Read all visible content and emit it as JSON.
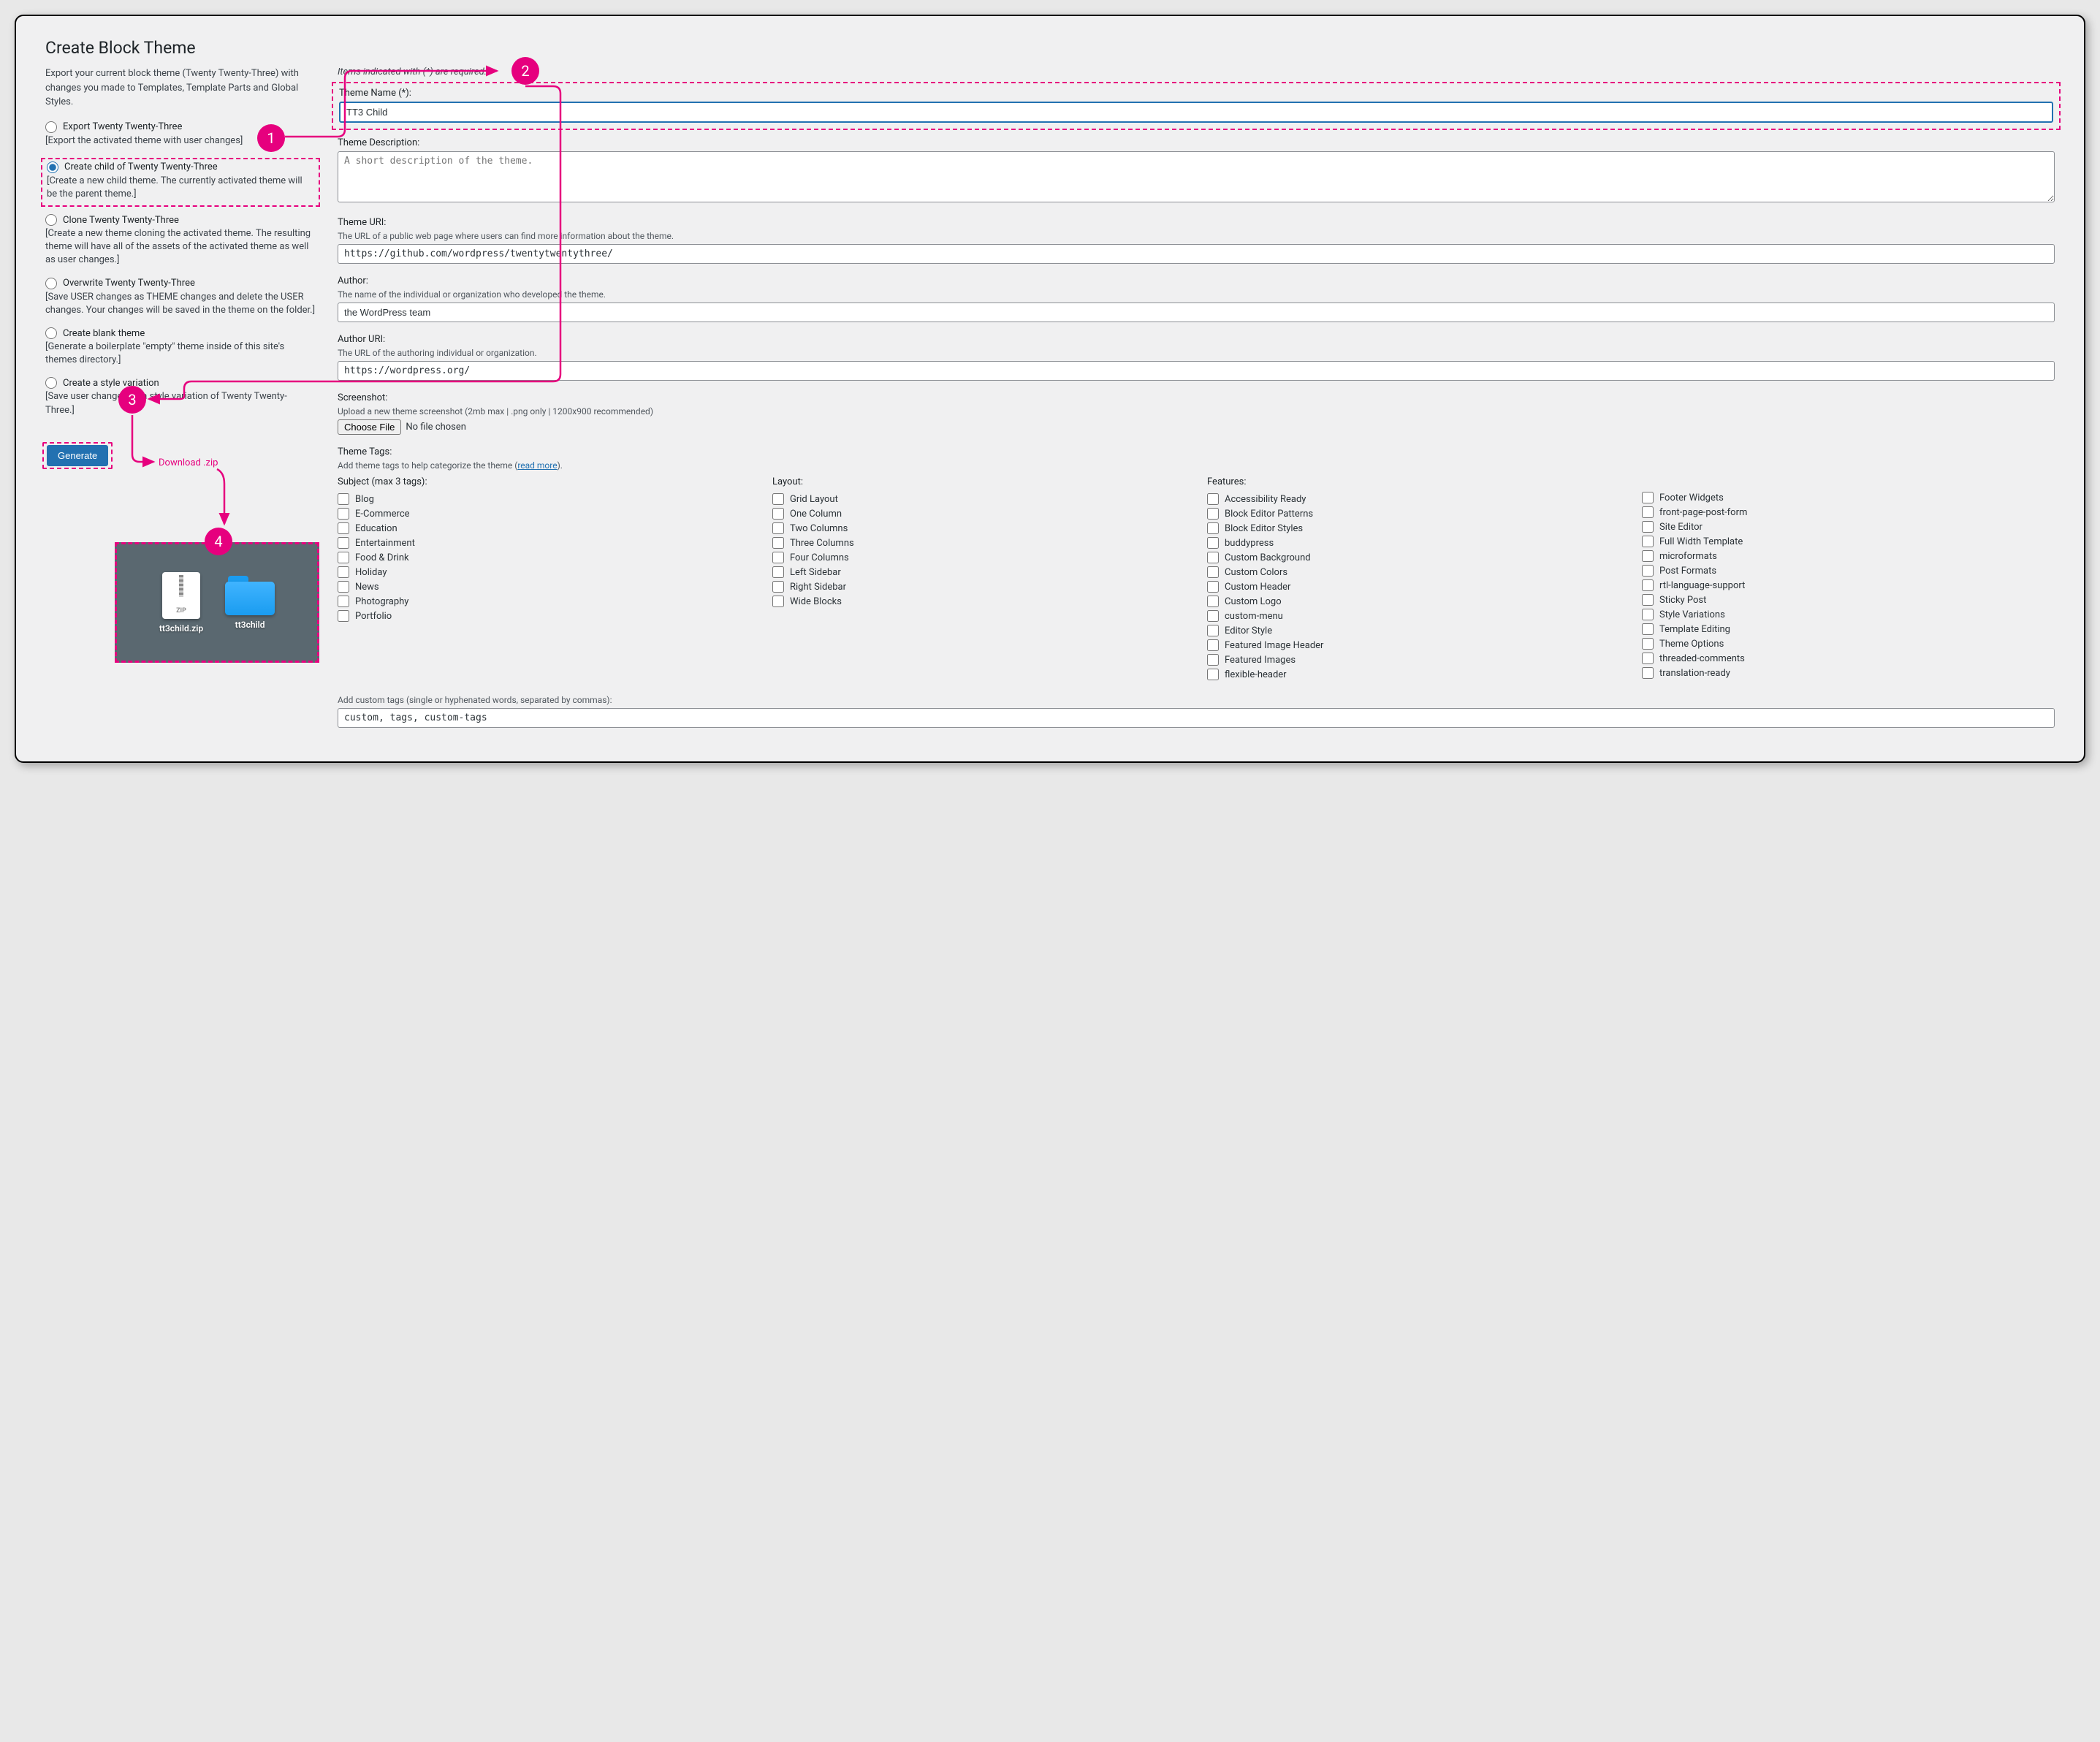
{
  "title": "Create Block Theme",
  "intro": "Export your current block theme (Twenty Twenty-Three) with changes you made to Templates, Template Parts and Global Styles.",
  "options": [
    {
      "label": "Export Twenty Twenty-Three",
      "desc": "[Export the activated theme with user changes]",
      "checked": false
    },
    {
      "label": "Create child of Twenty Twenty-Three",
      "desc": "[Create a new child theme. The currently activated theme will be the parent theme.]",
      "checked": true
    },
    {
      "label": "Clone Twenty Twenty-Three",
      "desc": "[Create a new theme cloning the activated theme. The resulting theme will have all of the assets of the activated theme as well as user changes.]",
      "checked": false
    },
    {
      "label": "Overwrite Twenty Twenty-Three",
      "desc": "[Save USER changes as THEME changes and delete the USER changes. Your changes will be saved in the theme on the folder.]",
      "checked": false
    },
    {
      "label": "Create blank theme",
      "desc": "[Generate a boilerplate \"empty\" theme inside of this site's themes directory.]",
      "checked": false
    },
    {
      "label": "Create a style variation",
      "desc": "[Save user changes as a style variation of Twenty Twenty-Three.]",
      "checked": false
    }
  ],
  "generate_label": "Generate",
  "required_note": "Items indicated with (*) are required.",
  "fields": {
    "name_label": "Theme Name (*):",
    "name_value": "TT3 Child",
    "desc_label": "Theme Description:",
    "desc_placeholder": "A short description of the theme.",
    "uri_label": "Theme URI:",
    "uri_help": "The URL of a public web page where users can find more information about the theme.",
    "uri_value": "https://github.com/wordpress/twentytwentythree/",
    "author_label": "Author:",
    "author_help": "The name of the individual or organization who developed the theme.",
    "author_value": "the WordPress team",
    "author_uri_label": "Author URI:",
    "author_uri_help": "The URL of the authoring individual or organization.",
    "author_uri_value": "https://wordpress.org/",
    "screenshot_label": "Screenshot:",
    "screenshot_help": "Upload a new theme screenshot (2mb max | .png only | 1200x900 recommended)",
    "choose_file": "Choose File",
    "no_file": "No file chosen",
    "tags_label": "Theme Tags:",
    "tags_help_prefix": "Add theme tags to help categorize the theme (",
    "tags_help_link": "read more",
    "tags_help_suffix": ").",
    "custom_tags_label": "Add custom tags (single or hyphenated words, separated by commas):",
    "custom_tags_value": "custom, tags, custom-tags"
  },
  "tag_columns": [
    {
      "header": "Subject (max 3 tags):",
      "items": [
        "Blog",
        "E-Commerce",
        "Education",
        "Entertainment",
        "Food & Drink",
        "Holiday",
        "News",
        "Photography",
        "Portfolio"
      ]
    },
    {
      "header": "Layout:",
      "items": [
        "Grid Layout",
        "One Column",
        "Two Columns",
        "Three Columns",
        "Four Columns",
        "Left Sidebar",
        "Right Sidebar",
        "Wide Blocks"
      ]
    },
    {
      "header": "Features:",
      "items": [
        "Accessibility Ready",
        "Block Editor Patterns",
        "Block Editor Styles",
        "buddypress",
        "Custom Background",
        "Custom Colors",
        "Custom Header",
        "Custom Logo",
        "custom-menu",
        "Editor Style",
        "Featured Image Header",
        "Featured Images",
        "flexible-header"
      ]
    },
    {
      "header": "",
      "items": [
        "Footer Widgets",
        "front-page-post-form",
        "Site Editor",
        "Full Width Template",
        "microformats",
        "Post Formats",
        "rtl-language-support",
        "Sticky Post",
        "Style Variations",
        "Template Editing",
        "Theme Options",
        "threaded-comments",
        "translation-ready"
      ]
    }
  ],
  "annotations": {
    "badge1": "1",
    "badge2": "2",
    "badge3": "3",
    "badge4": "4",
    "download_label": "Download .zip",
    "zip_name": "tt3child.zip",
    "folder_name": "tt3child",
    "zip_ext": "ZIP"
  },
  "colors": {
    "accent": "#e6007e",
    "primary_btn": "#2271b1",
    "bg": "#f0f0f1"
  }
}
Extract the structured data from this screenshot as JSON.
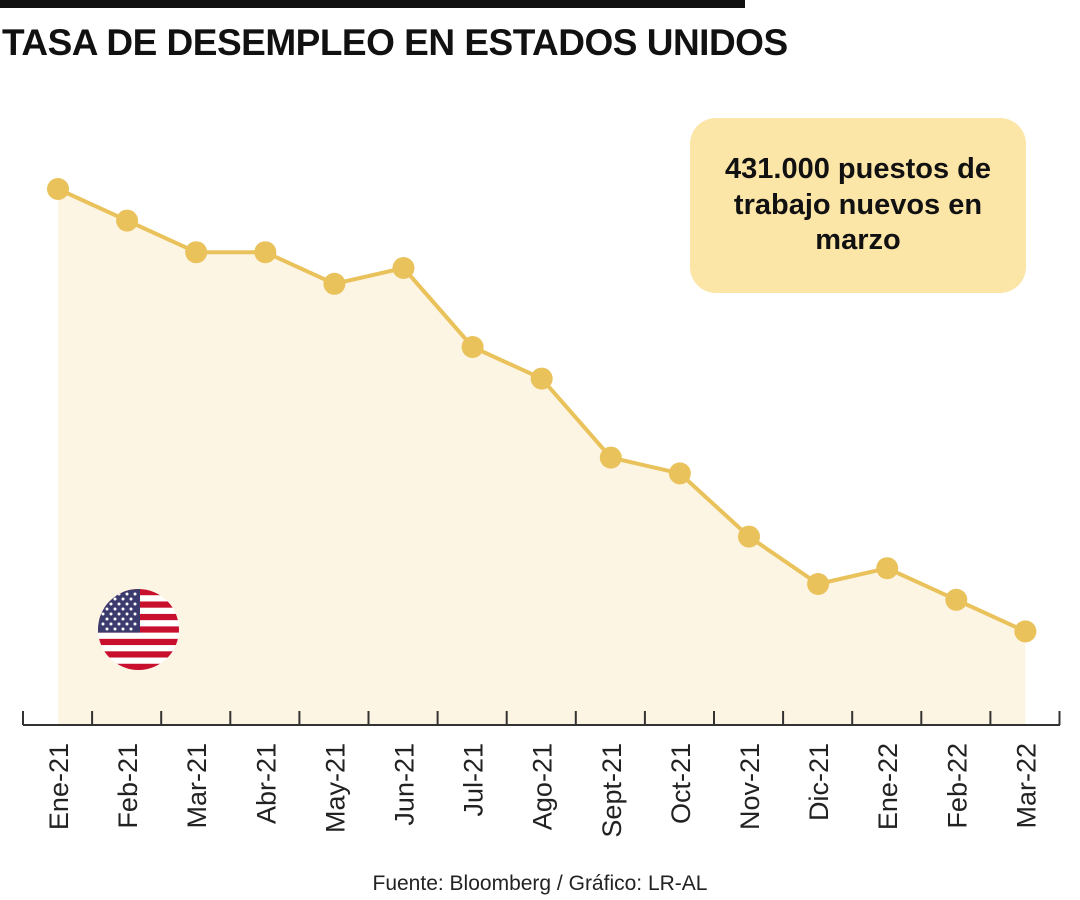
{
  "header": {
    "title": "TASA DE DESEMPLEO EN ESTADOS UNIDOS"
  },
  "callout": {
    "text": "431.000 puestos de trabajo nuevos en marzo"
  },
  "footer": {
    "source": "Fuente: Bloomberg / Gráfico: LR-AL"
  },
  "colors": {
    "line": "#eac25b",
    "marker": "#eac25b",
    "area": "#fdf5e3",
    "callout_bg": "#fbe5a7",
    "axis": "#333333"
  },
  "chart_data": {
    "type": "line",
    "title": "TASA DE DESEMPLEO EN ESTADOS UNIDOS",
    "xlabel": "",
    "ylabel": "",
    "categories": [
      "Ene-21",
      "Feb-21",
      "Mar-21",
      "Abr-21",
      "May-21",
      "Jun-21",
      "Jul-21",
      "Ago-21",
      "Sept-21",
      "Oct-21",
      "Nov-21",
      "Dic-21",
      "Ene-22",
      "Feb-22",
      "Mar-22"
    ],
    "series": [
      {
        "name": "Tasa de desempleo (%)",
        "values": [
          6.4,
          6.2,
          6.0,
          6.0,
          5.8,
          5.9,
          5.4,
          5.2,
          4.7,
          4.6,
          4.2,
          3.9,
          4.0,
          3.8,
          3.6
        ]
      }
    ],
    "ylim": [
      2.0,
      6.8
    ],
    "y_axis_visible": false,
    "grid": false,
    "filled_area": true
  }
}
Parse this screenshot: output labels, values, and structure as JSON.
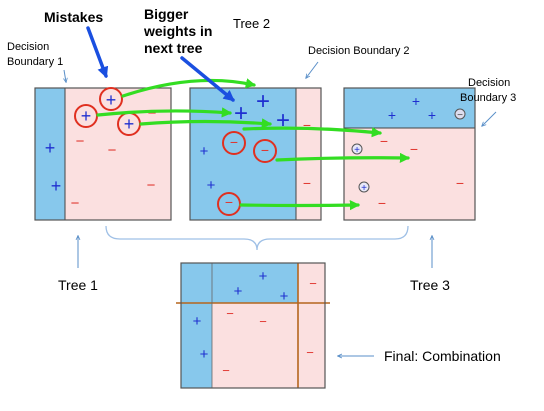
{
  "labels": {
    "mistakes": "Mistakes",
    "bigger_weights_line1": "Bigger",
    "bigger_weights_line2": "weights in",
    "bigger_weights_line3": "next tree",
    "tree2_top": "Tree 2",
    "db1_line1": "Decision",
    "db1_line2": "Boundary 1",
    "db2": "Decision Boundary 2",
    "db3_line1": "Decision",
    "db3_line2": "Boundary 3",
    "tree1": "Tree 1",
    "tree3": "Tree 3",
    "final": "Final: Combination"
  },
  "symbols": {
    "plus": "+",
    "minus": "−"
  },
  "colors": {
    "blue_region": "#87c8ec",
    "pink_region": "#fbe0e0",
    "plus": "#1f2fd0",
    "minus": "#e0342c",
    "arrow_green": "#33dd22",
    "arrow_blue": "#1a4fe0",
    "circle": "#e03020",
    "frame": "#555555",
    "boundary_line": "#b5651d"
  }
}
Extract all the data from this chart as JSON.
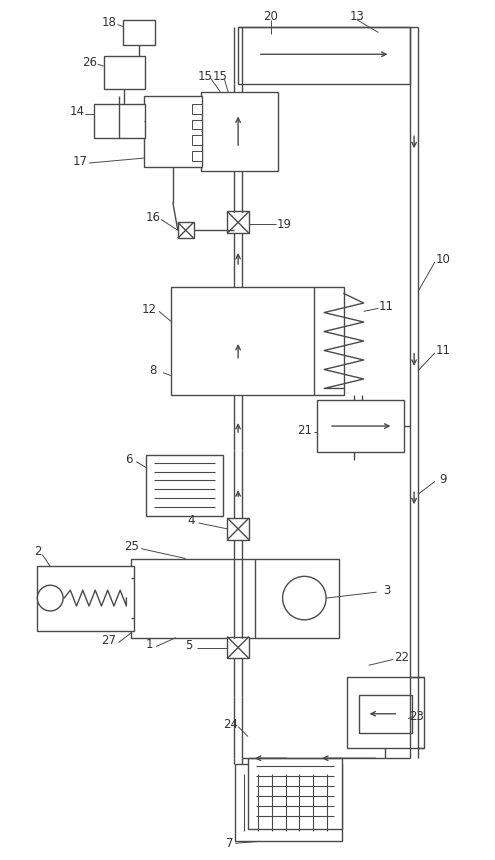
{
  "bg_color": "#ffffff",
  "line_color": "#4a4a4a",
  "label_color": "#333333",
  "fig_width": 4.95,
  "fig_height": 8.6,
  "dpi": 100,
  "lw": 1.0
}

DESCRIPTION OF THE TASK
Every entry above needs to be retyped exactly; drop the pictures.

RESULT OF THIS TASK
Read all visible content and emit it as JSON.
{
  "title": "Create Block Theme",
  "intro": "Export your current block theme (Twenty Twenty-Three) with changes you made to Templates, Template Parts and Global Styles.",
  "options": [
    {
      "label": "Export Twenty Twenty-Three",
      "desc": "[Export the activated theme with user changes]",
      "checked": false
    },
    {
      "label": "Create child of Twenty Twenty-Three",
      "desc": "[Create a new child theme. The currently activated theme will be the parent theme.]",
      "checked": true
    },
    {
      "label": "Clone Twenty Twenty-Three",
      "desc": "[Create a new theme cloning the activated theme. The resulting theme will have all of the assets of the activated theme as well as user changes.]",
      "checked": false
    },
    {
      "label": "Overwrite Twenty Twenty-Three",
      "desc": "[Save USER changes as THEME changes and delete the USER changes. Your changes will be saved in the theme on the folder.]",
      "checked": false
    },
    {
      "label": "Create blank theme",
      "desc": "[Generate a boilerplate \"empty\" theme inside of this site's themes directory.]",
      "checked": false
    },
    {
      "label": "Create a style variation",
      "desc": "[Save user changes as a style variation of Twenty Twenty-Three.]",
      "checked": false
    }
  ],
  "generate_label": "Generate",
  "required_note": "Items indicated with (*) are required.",
  "fields": {
    "name_label": "Theme Name (*):",
    "name_value": "TT3 Child",
    "desc_label": "Theme Description:",
    "desc_placeholder": "A short description of the theme.",
    "uri_label": "Theme URI:",
    "uri_help": "The URL of a public web page where users can find more information about the theme.",
    "uri_value": "https://github.com/wordpress/twentytwentythree/",
    "author_label": "Author:",
    "author_help": "The name of the individual or organization who developed the theme.",
    "author_value": "the WordPress team",
    "author_uri_label": "Author URI:",
    "author_uri_help": "The URL of the authoring individual or organization.",
    "author_uri_value": "https://wordpress.org/",
    "screenshot_label": "Screenshot:",
    "screenshot_help": "Upload a new theme screenshot (2mb max | .png only | 1200x900 recommended)",
    "choose_file": "Choose File",
    "no_file": "No file chosen",
    "tags_label": "Theme Tags:",
    "tags_help_prefix": "Add theme tags to help categorize the theme (",
    "tags_help_link": "read more",
    "tags_help_suffix": ").",
    "custom_tags_label": "Add custom tags (single or hyphenated words, separated by commas):",
    "custom_tags_value": "custom, tags, custom-tags"
  },
  "tag_columns": [
    {
      "header": "Subject (max 3 tags):",
      "items": [
        "Blog",
        "E-Commerce",
        "Education",
        "Entertainment",
        "Food & Drink",
        "Holiday",
        "News",
        "Photography",
        "Portfolio"
      ]
    },
    {
      "header": "Layout:",
      "items": [
        "Grid Layout",
        "One Column",
        "Two Columns",
        "Three Columns",
        "Four Columns",
        "Left Sidebar",
        "Right Sidebar",
        "Wide Blocks"
      ]
    },
    {
      "header": "Features:",
      "items": [
        "Accessibility Ready",
        "Block Editor Patterns",
        "Block Editor Styles",
        "buddypress",
        "Custom Background",
        "Custom Colors",
        "Custom Header",
        "Custom Logo",
        "custom-menu",
        "Editor Style",
        "Featured Image Header",
        "Featured Images",
        "flexible-header"
      ]
    },
    {
      "header": "",
      "items": [
        "Footer Widgets",
        "front-page-post-form",
        "Site Editor",
        "Full Width Template",
        "microformats",
        "Post Formats",
        "rtl-language-support",
        "Sticky Post",
        "Style Variations",
        "Template Editing",
        "Theme Options",
        "threaded-comments",
        "translation-ready"
      ]
    }
  ],
  "annotations": {
    "badge1": "1",
    "badge2": "2",
    "badge3": "3",
    "badge4": "4",
    "download_label": "Download .zip",
    "zip_name": "tt3child.zip",
    "folder_name": "tt3child",
    "zip_ext": "ZIP"
  },
  "colors": {
    "accent": "#e6007e",
    "primary_btn": "#2271b1",
    "bg": "#f0f0f1"
  }
}
Extract the structured data from this screenshot as JSON.
{
  "header": {
    "title": "TASA DE DESEMPLEO EN ESTADOS UNIDOS"
  },
  "callout": {
    "text": "431.000 puestos de trabajo nuevos en marzo"
  },
  "footer": {
    "source": "Fuente: Bloomberg / Gráfico: LR-AL"
  },
  "colors": {
    "line": "#eac25b",
    "marker": "#eac25b",
    "area": "#fdf5e3",
    "callout_bg": "#fbe5a7",
    "axis": "#333333"
  },
  "chart_data": {
    "type": "line",
    "title": "TASA DE DESEMPLEO EN ESTADOS UNIDOS",
    "xlabel": "",
    "ylabel": "",
    "categories": [
      "Ene-21",
      "Feb-21",
      "Mar-21",
      "Abr-21",
      "May-21",
      "Jun-21",
      "Jul-21",
      "Ago-21",
      "Sept-21",
      "Oct-21",
      "Nov-21",
      "Dic-21",
      "Ene-22",
      "Feb-22",
      "Mar-22"
    ],
    "series": [
      {
        "name": "Tasa de desempleo (%)",
        "values": [
          6.4,
          6.2,
          6.0,
          6.0,
          5.8,
          5.9,
          5.4,
          5.2,
          4.7,
          4.6,
          4.2,
          3.9,
          4.0,
          3.8,
          3.6
        ]
      }
    ],
    "ylim": [
      2.0,
      6.8
    ],
    "y_axis_visible": false,
    "grid": false,
    "filled_area": true
  }
}
Parse this screenshot: output labels, values, and structure as JSON.
{
  "labels": {
    "mistakes": "Mistakes",
    "bigger_weights_line1": "Bigger",
    "bigger_weights_line2": "weights in",
    "bigger_weights_line3": "next tree",
    "tree2_top": "Tree 2",
    "db1_line1": "Decision",
    "db1_line2": "Boundary 1",
    "db2": "Decision Boundary 2",
    "db3_line1": "Decision",
    "db3_line2": "Boundary 3",
    "tree1": "Tree 1",
    "tree3": "Tree 3",
    "final": "Final: Combination"
  },
  "symbols": {
    "plus": "+",
    "minus": "−"
  },
  "colors": {
    "blue_region": "#87c8ec",
    "pink_region": "#fbe0e0",
    "plus": "#1f2fd0",
    "minus": "#e0342c",
    "arrow_green": "#33dd22",
    "arrow_blue": "#1a4fe0",
    "circle": "#e03020",
    "frame": "#555555",
    "boundary_line": "#b5651d"
  }
}
Extract all the data from this chart as JSON.
{
  "bg_color": "#ffffff",
  "line_color": "#4a4a4a",
  "label_color": "#333333",
  "fig_width": 4.95,
  "fig_height": 8.6,
  "dpi": 100,
  "lw": 1.0
}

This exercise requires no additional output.